▶ TASK OBJECTIVE
Quote each record exactly, please, leaving none out.

-- Begin EXTRACTED MATERIAL --

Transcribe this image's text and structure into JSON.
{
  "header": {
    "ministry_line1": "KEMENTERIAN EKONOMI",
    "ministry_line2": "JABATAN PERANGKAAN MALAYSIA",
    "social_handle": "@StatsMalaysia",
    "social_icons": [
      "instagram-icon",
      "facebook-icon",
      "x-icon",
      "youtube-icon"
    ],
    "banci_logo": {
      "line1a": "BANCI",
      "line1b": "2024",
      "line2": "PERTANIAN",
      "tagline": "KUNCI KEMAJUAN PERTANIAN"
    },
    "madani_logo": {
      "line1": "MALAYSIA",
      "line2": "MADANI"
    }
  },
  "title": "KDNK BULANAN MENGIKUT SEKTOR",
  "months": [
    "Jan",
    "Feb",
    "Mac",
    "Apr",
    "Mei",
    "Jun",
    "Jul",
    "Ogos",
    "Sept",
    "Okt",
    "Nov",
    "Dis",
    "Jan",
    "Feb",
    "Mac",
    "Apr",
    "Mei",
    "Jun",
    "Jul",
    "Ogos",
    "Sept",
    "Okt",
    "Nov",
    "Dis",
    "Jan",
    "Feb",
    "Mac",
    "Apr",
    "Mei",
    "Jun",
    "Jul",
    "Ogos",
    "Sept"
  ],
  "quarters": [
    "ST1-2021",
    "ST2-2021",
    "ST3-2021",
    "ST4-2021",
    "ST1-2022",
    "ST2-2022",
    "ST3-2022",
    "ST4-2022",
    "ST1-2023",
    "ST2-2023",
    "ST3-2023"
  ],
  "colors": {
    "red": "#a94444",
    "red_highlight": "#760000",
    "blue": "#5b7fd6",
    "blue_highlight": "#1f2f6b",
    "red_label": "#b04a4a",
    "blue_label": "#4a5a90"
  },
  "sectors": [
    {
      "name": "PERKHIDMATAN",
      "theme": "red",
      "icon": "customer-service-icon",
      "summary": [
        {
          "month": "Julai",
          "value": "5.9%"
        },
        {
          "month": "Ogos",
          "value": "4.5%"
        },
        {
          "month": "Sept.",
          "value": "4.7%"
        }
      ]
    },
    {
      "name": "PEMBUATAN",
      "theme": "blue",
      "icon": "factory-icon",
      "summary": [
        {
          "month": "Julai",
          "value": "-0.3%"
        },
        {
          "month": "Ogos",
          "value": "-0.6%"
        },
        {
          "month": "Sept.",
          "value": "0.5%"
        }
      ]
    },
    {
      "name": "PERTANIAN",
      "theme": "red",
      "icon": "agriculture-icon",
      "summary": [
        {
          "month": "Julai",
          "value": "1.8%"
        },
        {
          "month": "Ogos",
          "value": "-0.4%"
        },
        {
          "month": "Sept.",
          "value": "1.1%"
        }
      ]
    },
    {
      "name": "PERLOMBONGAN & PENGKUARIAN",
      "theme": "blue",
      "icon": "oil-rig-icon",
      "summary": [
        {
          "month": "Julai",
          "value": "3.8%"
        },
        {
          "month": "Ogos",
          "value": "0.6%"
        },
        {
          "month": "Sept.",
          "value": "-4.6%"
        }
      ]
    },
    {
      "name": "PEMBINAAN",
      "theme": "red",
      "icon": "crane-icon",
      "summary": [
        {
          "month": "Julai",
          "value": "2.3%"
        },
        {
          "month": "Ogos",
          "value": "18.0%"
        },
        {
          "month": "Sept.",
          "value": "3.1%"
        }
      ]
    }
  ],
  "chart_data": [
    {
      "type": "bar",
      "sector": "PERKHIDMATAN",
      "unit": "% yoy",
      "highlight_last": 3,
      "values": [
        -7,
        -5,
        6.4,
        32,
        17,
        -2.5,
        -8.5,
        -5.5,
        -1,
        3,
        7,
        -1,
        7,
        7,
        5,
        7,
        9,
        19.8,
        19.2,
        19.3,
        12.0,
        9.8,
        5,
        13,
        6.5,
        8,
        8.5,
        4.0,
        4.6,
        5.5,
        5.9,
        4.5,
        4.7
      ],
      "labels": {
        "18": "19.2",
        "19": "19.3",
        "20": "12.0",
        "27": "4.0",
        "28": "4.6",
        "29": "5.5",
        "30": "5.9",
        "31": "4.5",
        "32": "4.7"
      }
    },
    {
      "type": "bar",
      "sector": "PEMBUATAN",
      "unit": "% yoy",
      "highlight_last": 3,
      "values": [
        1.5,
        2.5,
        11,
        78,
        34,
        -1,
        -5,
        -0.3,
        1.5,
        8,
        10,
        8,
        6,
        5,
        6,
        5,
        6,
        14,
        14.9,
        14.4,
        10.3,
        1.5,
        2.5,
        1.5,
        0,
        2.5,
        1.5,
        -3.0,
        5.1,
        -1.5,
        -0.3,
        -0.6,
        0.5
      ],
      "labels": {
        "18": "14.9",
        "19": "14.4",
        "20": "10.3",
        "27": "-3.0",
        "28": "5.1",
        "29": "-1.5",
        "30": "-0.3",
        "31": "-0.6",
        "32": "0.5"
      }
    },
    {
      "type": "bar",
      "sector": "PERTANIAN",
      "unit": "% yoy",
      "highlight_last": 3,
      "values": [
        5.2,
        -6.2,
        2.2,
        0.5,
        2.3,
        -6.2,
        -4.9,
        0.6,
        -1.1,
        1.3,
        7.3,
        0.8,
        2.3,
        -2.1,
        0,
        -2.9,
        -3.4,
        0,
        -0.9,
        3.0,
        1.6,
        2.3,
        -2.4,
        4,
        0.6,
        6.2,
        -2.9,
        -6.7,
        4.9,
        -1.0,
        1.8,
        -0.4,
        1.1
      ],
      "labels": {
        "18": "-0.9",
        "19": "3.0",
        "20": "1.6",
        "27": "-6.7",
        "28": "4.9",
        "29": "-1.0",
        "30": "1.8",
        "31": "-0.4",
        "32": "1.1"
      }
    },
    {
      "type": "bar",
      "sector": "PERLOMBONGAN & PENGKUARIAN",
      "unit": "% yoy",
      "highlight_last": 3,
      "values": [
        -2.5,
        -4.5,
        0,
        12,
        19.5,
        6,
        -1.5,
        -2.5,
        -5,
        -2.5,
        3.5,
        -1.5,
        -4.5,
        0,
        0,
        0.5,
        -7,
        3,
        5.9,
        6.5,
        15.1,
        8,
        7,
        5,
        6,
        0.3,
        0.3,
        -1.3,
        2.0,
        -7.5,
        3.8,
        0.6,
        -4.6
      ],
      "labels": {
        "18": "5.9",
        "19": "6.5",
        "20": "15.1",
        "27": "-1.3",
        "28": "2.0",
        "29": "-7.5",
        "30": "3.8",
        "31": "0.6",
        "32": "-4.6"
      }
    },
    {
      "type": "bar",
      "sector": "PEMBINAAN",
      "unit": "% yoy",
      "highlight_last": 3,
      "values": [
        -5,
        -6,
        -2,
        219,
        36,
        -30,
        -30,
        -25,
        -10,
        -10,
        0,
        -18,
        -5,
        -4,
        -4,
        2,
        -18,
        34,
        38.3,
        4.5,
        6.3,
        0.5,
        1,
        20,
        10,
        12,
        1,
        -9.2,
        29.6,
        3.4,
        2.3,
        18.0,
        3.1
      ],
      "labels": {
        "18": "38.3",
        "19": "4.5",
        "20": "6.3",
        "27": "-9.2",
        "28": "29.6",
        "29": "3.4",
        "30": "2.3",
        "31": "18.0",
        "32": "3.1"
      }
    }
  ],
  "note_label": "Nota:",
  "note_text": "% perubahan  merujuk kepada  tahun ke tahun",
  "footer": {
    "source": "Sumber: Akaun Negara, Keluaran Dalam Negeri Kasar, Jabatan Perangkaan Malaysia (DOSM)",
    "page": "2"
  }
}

-- End EXTRACTED MATERIAL --

▶ SOLUTION
Transcribe this image's text and structure into JSON.
{
  "header": {
    "ministry_line1": "KEMENTERIAN EKONOMI",
    "ministry_line2": "JABATAN PERANGKAAN MALAYSIA",
    "social_handle": "@StatsMalaysia",
    "social_icons": [
      "instagram-icon",
      "facebook-icon",
      "x-icon",
      "youtube-icon"
    ],
    "banci_logo": {
      "line1a": "BANCI",
      "line1b": "2024",
      "line2": "PERTANIAN",
      "tagline": "KUNCI KEMAJUAN PERTANIAN"
    },
    "madani_logo": {
      "line1": "MALAYSIA",
      "line2": "MADANI"
    }
  },
  "title": "KDNK BULANAN MENGIKUT SEKTOR",
  "months": [
    "Jan",
    "Feb",
    "Mac",
    "Apr",
    "Mei",
    "Jun",
    "Jul",
    "Ogos",
    "Sept",
    "Okt",
    "Nov",
    "Dis",
    "Jan",
    "Feb",
    "Mac",
    "Apr",
    "Mei",
    "Jun",
    "Jul",
    "Ogos",
    "Sept",
    "Okt",
    "Nov",
    "Dis",
    "Jan",
    "Feb",
    "Mac",
    "Apr",
    "Mei",
    "Jun",
    "Jul",
    "Ogos",
    "Sept"
  ],
  "quarters": [
    "ST1-2021",
    "ST2-2021",
    "ST3-2021",
    "ST4-2021",
    "ST1-2022",
    "ST2-2022",
    "ST3-2022",
    "ST4-2022",
    "ST1-2023",
    "ST2-2023",
    "ST3-2023"
  ],
  "colors": {
    "red": "#a94444",
    "red_highlight": "#760000",
    "blue": "#5b7fd6",
    "blue_highlight": "#1f2f6b",
    "red_label": "#b04a4a",
    "blue_label": "#4a5a90"
  },
  "sectors": [
    {
      "name": "PERKHIDMATAN",
      "theme": "red",
      "icon": "customer-service-icon",
      "summary": [
        {
          "month": "Julai",
          "value": "5.9%"
        },
        {
          "month": "Ogos",
          "value": "4.5%"
        },
        {
          "month": "Sept.",
          "value": "4.7%"
        }
      ]
    },
    {
      "name": "PEMBUATAN",
      "theme": "blue",
      "icon": "factory-icon",
      "summary": [
        {
          "month": "Julai",
          "value": "-0.3%"
        },
        {
          "month": "Ogos",
          "value": "-0.6%"
        },
        {
          "month": "Sept.",
          "value": "0.5%"
        }
      ]
    },
    {
      "name": "PERTANIAN",
      "theme": "red",
      "icon": "agriculture-icon",
      "summary": [
        {
          "month": "Julai",
          "value": "1.8%"
        },
        {
          "month": "Ogos",
          "value": "-0.4%"
        },
        {
          "month": "Sept.",
          "value": "1.1%"
        }
      ]
    },
    {
      "name": "PERLOMBONGAN & PENGKUARIAN",
      "theme": "blue",
      "icon": "oil-rig-icon",
      "summary": [
        {
          "month": "Julai",
          "value": "3.8%"
        },
        {
          "month": "Ogos",
          "value": "0.6%"
        },
        {
          "month": "Sept.",
          "value": "-4.6%"
        }
      ]
    },
    {
      "name": "PEMBINAAN",
      "theme": "red",
      "icon": "crane-icon",
      "summary": [
        {
          "month": "Julai",
          "value": "2.3%"
        },
        {
          "month": "Ogos",
          "value": "18.0%"
        },
        {
          "month": "Sept.",
          "value": "3.1%"
        }
      ]
    }
  ],
  "chart_data": [
    {
      "type": "bar",
      "sector": "PERKHIDMATAN",
      "unit": "% yoy",
      "highlight_last": 3,
      "values": [
        -7,
        -5,
        6.4,
        32,
        17,
        -2.5,
        -8.5,
        -5.5,
        -1,
        3,
        7,
        -1,
        7,
        7,
        5,
        7,
        9,
        19.8,
        19.2,
        19.3,
        12.0,
        9.8,
        5,
        13,
        6.5,
        8,
        8.5,
        4.0,
        4.6,
        5.5,
        5.9,
        4.5,
        4.7
      ],
      "labels": {
        "18": "19.2",
        "19": "19.3",
        "20": "12.0",
        "27": "4.0",
        "28": "4.6",
        "29": "5.5",
        "30": "5.9",
        "31": "4.5",
        "32": "4.7"
      }
    },
    {
      "type": "bar",
      "sector": "PEMBUATAN",
      "unit": "% yoy",
      "highlight_last": 3,
      "values": [
        1.5,
        2.5,
        11,
        78,
        34,
        -1,
        -5,
        -0.3,
        1.5,
        8,
        10,
        8,
        6,
        5,
        6,
        5,
        6,
        14,
        14.9,
        14.4,
        10.3,
        1.5,
        2.5,
        1.5,
        0,
        2.5,
        1.5,
        -3.0,
        5.1,
        -1.5,
        -0.3,
        -0.6,
        0.5
      ],
      "labels": {
        "18": "14.9",
        "19": "14.4",
        "20": "10.3",
        "27": "-3.0",
        "28": "5.1",
        "29": "-1.5",
        "30": "-0.3",
        "31": "-0.6",
        "32": "0.5"
      }
    },
    {
      "type": "bar",
      "sector": "PERTANIAN",
      "unit": "% yoy",
      "highlight_last": 3,
      "values": [
        5.2,
        -6.2,
        2.2,
        0.5,
        2.3,
        -6.2,
        -4.9,
        0.6,
        -1.1,
        1.3,
        7.3,
        0.8,
        2.3,
        -2.1,
        0,
        -2.9,
        -3.4,
        0,
        -0.9,
        3.0,
        1.6,
        2.3,
        -2.4,
        4,
        0.6,
        6.2,
        -2.9,
        -6.7,
        4.9,
        -1.0,
        1.8,
        -0.4,
        1.1
      ],
      "labels": {
        "18": "-0.9",
        "19": "3.0",
        "20": "1.6",
        "27": "-6.7",
        "28": "4.9",
        "29": "-1.0",
        "30": "1.8",
        "31": "-0.4",
        "32": "1.1"
      }
    },
    {
      "type": "bar",
      "sector": "PERLOMBONGAN & PENGKUARIAN",
      "unit": "% yoy",
      "highlight_last": 3,
      "values": [
        -2.5,
        -4.5,
        0,
        12,
        19.5,
        6,
        -1.5,
        -2.5,
        -5,
        -2.5,
        3.5,
        -1.5,
        -4.5,
        0,
        0,
        0.5,
        -7,
        3,
        5.9,
        6.5,
        15.1,
        8,
        7,
        5,
        6,
        0.3,
        0.3,
        -1.3,
        2.0,
        -7.5,
        3.8,
        0.6,
        -4.6
      ],
      "labels": {
        "18": "5.9",
        "19": "6.5",
        "20": "15.1",
        "27": "-1.3",
        "28": "2.0",
        "29": "-7.5",
        "30": "3.8",
        "31": "0.6",
        "32": "-4.6"
      }
    },
    {
      "type": "bar",
      "sector": "PEMBINAAN",
      "unit": "% yoy",
      "highlight_last": 3,
      "values": [
        -5,
        -6,
        -2,
        219,
        36,
        -30,
        -30,
        -25,
        -10,
        -10,
        0,
        -18,
        -5,
        -4,
        -4,
        2,
        -18,
        34,
        38.3,
        4.5,
        6.3,
        0.5,
        1,
        20,
        10,
        12,
        1,
        -9.2,
        29.6,
        3.4,
        2.3,
        18.0,
        3.1
      ],
      "labels": {
        "18": "38.3",
        "19": "4.5",
        "20": "6.3",
        "27": "-9.2",
        "28": "29.6",
        "29": "3.4",
        "30": "2.3",
        "31": "18.0",
        "32": "3.1"
      }
    }
  ],
  "note_label": "Nota:",
  "note_text": "% perubahan  merujuk kepada  tahun ke tahun",
  "footer": {
    "source": "Sumber: Akaun Negara, Keluaran Dalam Negeri Kasar, Jabatan Perangkaan Malaysia (DOSM)",
    "page": "2"
  }
}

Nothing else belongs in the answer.